* Begin *

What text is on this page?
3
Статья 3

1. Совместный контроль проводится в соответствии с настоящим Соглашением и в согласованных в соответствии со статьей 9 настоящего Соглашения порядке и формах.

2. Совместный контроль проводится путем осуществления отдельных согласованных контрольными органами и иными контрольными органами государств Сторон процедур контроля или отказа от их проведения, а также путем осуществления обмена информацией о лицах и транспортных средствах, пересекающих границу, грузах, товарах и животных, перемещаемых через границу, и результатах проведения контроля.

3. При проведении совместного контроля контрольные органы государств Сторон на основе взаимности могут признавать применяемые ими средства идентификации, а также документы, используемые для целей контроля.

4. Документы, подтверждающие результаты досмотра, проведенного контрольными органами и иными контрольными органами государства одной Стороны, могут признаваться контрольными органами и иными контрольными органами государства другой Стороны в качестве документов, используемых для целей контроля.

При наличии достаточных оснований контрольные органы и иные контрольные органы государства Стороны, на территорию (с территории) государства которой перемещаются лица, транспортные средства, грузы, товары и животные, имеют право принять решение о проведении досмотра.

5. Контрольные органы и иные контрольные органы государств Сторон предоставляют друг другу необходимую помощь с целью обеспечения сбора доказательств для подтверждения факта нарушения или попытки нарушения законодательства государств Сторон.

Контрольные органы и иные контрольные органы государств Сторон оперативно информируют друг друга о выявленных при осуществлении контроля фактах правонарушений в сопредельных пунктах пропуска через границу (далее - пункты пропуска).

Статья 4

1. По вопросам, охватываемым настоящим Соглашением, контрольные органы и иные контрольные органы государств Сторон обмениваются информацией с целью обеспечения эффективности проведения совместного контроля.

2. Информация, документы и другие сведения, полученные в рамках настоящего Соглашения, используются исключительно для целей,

* End *

> _PROBLEM REQUIREMENTS_: State the count of lines with the word "проведении" in them, and write nothing else.

> _TASK SOLUTION_: 2